- Richiesta 1: Aggiorna l'elenco dalla prima riga fino alla riga che contiene "column-header-place: Place bbox=[645, 175, 721, 208]", incluse entrambe, sostituendo "UI element" con "interface component" e lasciando tutto il resto invariato. Riporta soltanto queste righe.

E allora non è vero che le donne non vollero più fare figli, più semplicemente non erano sostenute nel doppio lavoro. Per demolire un luogo comune radicato, basta scorrere le ricerche degli anni Ottanta sui desideri delle italiane. L´autrice cita l´Indagine nazionale sulla fecondità, dalla quale risulta che le donne nella grande maggioranza erano propense a fare due figli, ma poi dovettero rinunciarvi. Si trattava dunque di una “rinuncia”, non di una “conquista”. Una privazione rimasta per decenni nell´ombra – come tante altre rinunce delle donne – fino a quando ci si è accorti che aveva segnato il destino del paese. Ma era troppo tardi. E successivamente le cose sono andate anche peggio.

30 pensieri su “PICCOLO PAESE DEGLI ORRORI

  1. Giusto, e non solo.
    Anche quando, come nel mio caso, il lavoro c’è ed è “sicuro” (per quanto possa essere sicuro un lavoro di questi tempi…e di questi governi) si pone il problema degli asili e dei costi.
    Io sono fortunatissima: tornerò al lavoro quando mio figlio avrà circa 4 mesi (dando per scontato che vada tutto bene), e dal lunedì al venerdì me lo terranno i nonni tutte le mattine, ma prima di chiedere a loro ho fatto il giro degi asili nido. Era preoccupante: per bimbi così piccoli le cifre sono alte e spesso li prendono solo da settembre…io che partorisco in agosto dove avrei messo il bimbo per il primo anno di vita? E i posti…beh i posti sono pochi…pochissimi. Insufficienti. E se prima ero certa che nel giro di qualche anno avrei cercato il secondo bebè…beh ora mi chiedo se ce la faremo (per i nonni gli anni passano).

  2. Il Paese in europa con la piu bassa natalita’ e’ la Germania (si i tedeschi ci hanno superato anche in questo!) e ha un stato sociale indubbiamente piu efficiente del nostro per non dire della forse sarebbe il caso di rendersi conto che veramente le donne e gli uomini (da quando i figli si fanno da soi??) vogliono fare meno figli e visto che siamo 7 miliardi questo e´un gran bene!

  3. In Europa, tutta non solo in italia e pochi altri paesi, sta arrivando l’ “inverno demografico”. Questo significa che i lavoratori attualmente occupati potranno essere sostituiti solo parzialmente da chi oggi frequenta le scuole. Ancora una volta il capitalismo ha bisogno dei proletari.
    Occorre dunque stare molto attenti a come saranno “trattate” le donne. Da una parte il rischio che vengano considerate come “fattrici”, dall’ altra che si cerchi di colmare il vuoto generazionale sfruttandole. Ovviamente in questo c’ è una contraddizione, come sempre nel capitalismo. Voglio dei figli e non metto le donne nella condizione di farli, una contraddizione davvero orribile e che nasce dal considerare le donne come un mera variabile che genera profitto.Poi c’è anche la possibilità che il cosiddetto terzo mondo sia considerato come una fabbrica di bimbi.

- Elenco fornito:
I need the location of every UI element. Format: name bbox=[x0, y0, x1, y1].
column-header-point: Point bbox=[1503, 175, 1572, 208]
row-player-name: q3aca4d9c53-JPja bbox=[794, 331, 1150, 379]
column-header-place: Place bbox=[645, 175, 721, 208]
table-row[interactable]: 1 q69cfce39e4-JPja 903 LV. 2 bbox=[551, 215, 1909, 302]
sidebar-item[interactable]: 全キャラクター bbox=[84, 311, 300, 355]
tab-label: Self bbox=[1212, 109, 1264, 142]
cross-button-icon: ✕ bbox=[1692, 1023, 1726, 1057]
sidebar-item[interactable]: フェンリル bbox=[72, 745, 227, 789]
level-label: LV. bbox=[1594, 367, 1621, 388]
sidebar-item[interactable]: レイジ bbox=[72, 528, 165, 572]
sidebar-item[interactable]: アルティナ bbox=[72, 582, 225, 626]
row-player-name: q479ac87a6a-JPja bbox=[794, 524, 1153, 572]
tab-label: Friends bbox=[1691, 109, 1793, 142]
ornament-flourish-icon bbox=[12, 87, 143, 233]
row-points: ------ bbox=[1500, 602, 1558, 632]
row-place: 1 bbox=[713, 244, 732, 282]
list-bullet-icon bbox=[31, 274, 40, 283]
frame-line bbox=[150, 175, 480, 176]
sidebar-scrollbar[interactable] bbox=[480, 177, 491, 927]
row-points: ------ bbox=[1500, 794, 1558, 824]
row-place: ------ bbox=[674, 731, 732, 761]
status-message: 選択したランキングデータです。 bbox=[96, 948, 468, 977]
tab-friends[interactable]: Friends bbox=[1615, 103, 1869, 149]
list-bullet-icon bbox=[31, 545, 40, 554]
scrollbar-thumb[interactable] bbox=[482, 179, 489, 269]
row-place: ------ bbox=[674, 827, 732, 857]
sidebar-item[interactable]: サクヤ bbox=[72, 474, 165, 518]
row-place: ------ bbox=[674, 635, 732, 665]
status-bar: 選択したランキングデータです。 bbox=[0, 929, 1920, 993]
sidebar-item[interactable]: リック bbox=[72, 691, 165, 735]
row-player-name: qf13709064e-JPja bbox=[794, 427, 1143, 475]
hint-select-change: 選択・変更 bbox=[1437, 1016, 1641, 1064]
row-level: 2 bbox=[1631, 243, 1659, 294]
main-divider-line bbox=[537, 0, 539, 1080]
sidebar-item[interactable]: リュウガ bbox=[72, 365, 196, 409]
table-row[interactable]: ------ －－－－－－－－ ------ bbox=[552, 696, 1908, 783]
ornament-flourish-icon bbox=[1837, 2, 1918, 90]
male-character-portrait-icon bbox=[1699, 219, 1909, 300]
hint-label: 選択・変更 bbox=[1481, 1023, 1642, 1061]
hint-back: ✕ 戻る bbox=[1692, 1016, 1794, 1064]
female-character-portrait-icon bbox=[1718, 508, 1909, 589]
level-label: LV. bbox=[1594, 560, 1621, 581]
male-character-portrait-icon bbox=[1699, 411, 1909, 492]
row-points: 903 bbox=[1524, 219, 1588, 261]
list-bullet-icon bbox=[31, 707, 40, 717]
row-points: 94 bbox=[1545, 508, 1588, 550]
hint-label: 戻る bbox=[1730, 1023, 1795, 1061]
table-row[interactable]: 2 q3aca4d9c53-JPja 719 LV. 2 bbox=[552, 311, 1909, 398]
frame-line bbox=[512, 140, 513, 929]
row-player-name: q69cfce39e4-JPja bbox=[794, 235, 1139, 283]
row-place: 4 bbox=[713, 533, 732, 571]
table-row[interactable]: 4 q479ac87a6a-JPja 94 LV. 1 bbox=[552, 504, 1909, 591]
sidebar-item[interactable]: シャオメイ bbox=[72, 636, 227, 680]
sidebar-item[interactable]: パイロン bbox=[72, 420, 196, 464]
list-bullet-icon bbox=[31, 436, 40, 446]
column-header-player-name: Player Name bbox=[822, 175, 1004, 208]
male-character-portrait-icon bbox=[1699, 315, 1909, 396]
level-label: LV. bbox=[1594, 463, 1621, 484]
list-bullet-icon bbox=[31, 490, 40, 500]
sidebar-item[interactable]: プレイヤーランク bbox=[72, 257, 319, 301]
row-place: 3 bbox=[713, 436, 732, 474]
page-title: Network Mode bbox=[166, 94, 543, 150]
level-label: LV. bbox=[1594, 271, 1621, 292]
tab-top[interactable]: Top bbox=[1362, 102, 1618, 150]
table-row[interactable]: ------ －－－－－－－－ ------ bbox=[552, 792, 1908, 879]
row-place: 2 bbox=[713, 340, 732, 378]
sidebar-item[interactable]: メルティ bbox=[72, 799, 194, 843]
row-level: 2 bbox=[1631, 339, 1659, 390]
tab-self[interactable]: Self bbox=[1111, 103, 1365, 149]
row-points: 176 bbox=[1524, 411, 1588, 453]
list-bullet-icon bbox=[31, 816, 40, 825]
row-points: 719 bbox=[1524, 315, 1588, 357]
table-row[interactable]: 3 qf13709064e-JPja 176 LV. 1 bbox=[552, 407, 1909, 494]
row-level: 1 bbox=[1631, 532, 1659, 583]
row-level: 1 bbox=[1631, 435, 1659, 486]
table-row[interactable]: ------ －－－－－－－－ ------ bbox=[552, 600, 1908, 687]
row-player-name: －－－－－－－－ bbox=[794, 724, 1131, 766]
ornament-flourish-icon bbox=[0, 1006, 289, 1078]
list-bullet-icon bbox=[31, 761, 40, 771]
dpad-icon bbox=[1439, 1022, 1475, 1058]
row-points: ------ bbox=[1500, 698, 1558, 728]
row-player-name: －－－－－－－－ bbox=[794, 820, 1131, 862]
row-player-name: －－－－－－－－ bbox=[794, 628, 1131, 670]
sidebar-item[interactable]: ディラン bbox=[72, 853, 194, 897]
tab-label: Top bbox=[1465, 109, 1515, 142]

- Richiesta 2: Porta avanti il testo sulla rinuncia delle donne italiane ad avere figli, riprendendo dopo l'ultima frase riportata.

- Risposta 1:
I need the location of every interface component. Format: name bbox=[x0, y0, x1, y1].
column-header-point: Point bbox=[1503, 175, 1572, 208]
row-player-name: q3aca4d9c53-JPja bbox=[794, 331, 1150, 379]
column-header-place: Place bbox=[645, 175, 721, 208]

- Risposta 2:
    Come reagire? Io credo che oggi lo si possa fare con una forte lotta di difesa dei diritti delle lavoratrici. Non possiamo illuderci che ci siano oggi le condizioni per un rovesciamento del sistema capitalistico, ma sono convinto che in futuro ci sarannno, a patto che le donne siano messe in condizione di lottare. Io credo che la “questione femminile” sia cruciale, credo che tutti dobbiamo mpegnarci a fondo a riguardo. E, permettetemi un piccolo ammonimento, un mi piace sui social va sicuramente bene, ma meglio sarebbe un piccolo atto nella quotidianità di tutti i giorni.
    E non voglio dire che si debba fare qualche atto coraggioso o rivoluzionario, basta davvero poco.
    Per fare un modestissimo esempio: io non tollero più alcuna espressione ironica o sessista durante riunioni sindacali, e poco mi importa se poi l’operaio con quasi quarant’anni di lavoro ci rimane male. Lo so che non voleva offendere le donne…ma si inizia anche dal linguaggio e da certe abitudini.

  4. C’è una cosa che non capisco: mi pare che i figli, fino a prova contraria, si facciano in due. Qui sembra che ci sia una schiera di uomini che non aspettano altro che avere figli, ma le donne glielo impediscono. Mah. Io tutti questi uomini non li vedo.
    Piuttosto, vedo che molti di quelli che vogliono i figli vorrebbero che il loro ruolo di paternità non interferisse né coin la loro carriera né con i loro interessi: in altre parole, non vorrebbero sottrarre tempo prezioso a queste attività. Con queste premesse (cioè se faccio un figlio comunque il tempo da dedicargli verrà sottratto al mio lavoro e al mio tempo libero), ci credo che le donne facciano meno figli.
    Sempre, ammesso e non concesso, che appunto esista questa schiera di aspiranti padri desiderosi solo di impegnarsi in un progetto famigliare. Ripeto: mah.

  5. @Valberici, perfetto il tuo piccolo ammonimento, o suggerimento. Eppure c’è grande diffidenza verso i piccoli gesti concreti. Sai qual’è la risposta più frequente al suggerimento di piccoli atti quotidiani e pratiche, sia nel pubblico che nel privato? ‘E’ ridicolo’.
    Per me la questione, enorme, è una sola: «L´arrivo di tante donne al lavoro avrebbe richiesto politiche sociali attente».

  6. Magari mi sbaglio, o mi riferisco troppo al mio contesto sociale, ma io credo che siano tendenzialmente i maschi a volere meno figli. Consapevoli di non volere o potere replicare le modalità maschiliste della paternità esercitata dai nostri padri, siamo spaventati dai nuovi compiti di genitore responsabile, presente e attento che si sommano a quelli del ruolo lavorativo. E allora, semplicemente, si scegli di no. Molte compagne si incazzano, ma se un uomo afferma di non essere sicuro di diventare un buon padre, l’argomento è quasi definitivo.

  7. @ Simone: leggi bene, risulta da indagine citata (e si sentono continuamente storie e testimonianze in tal senso) che spesso i figli si vorrebbero fare ma non si può! Molte coppie (in questo hai ragione, i figli perlopiù si fanno in due) semplicemente non possono permetterselo, per i motivi detti sopra. Non possono rinunciare a una parte del già scarso e incerto reddito per accudire un altro (o nemmeno il primo) figlio.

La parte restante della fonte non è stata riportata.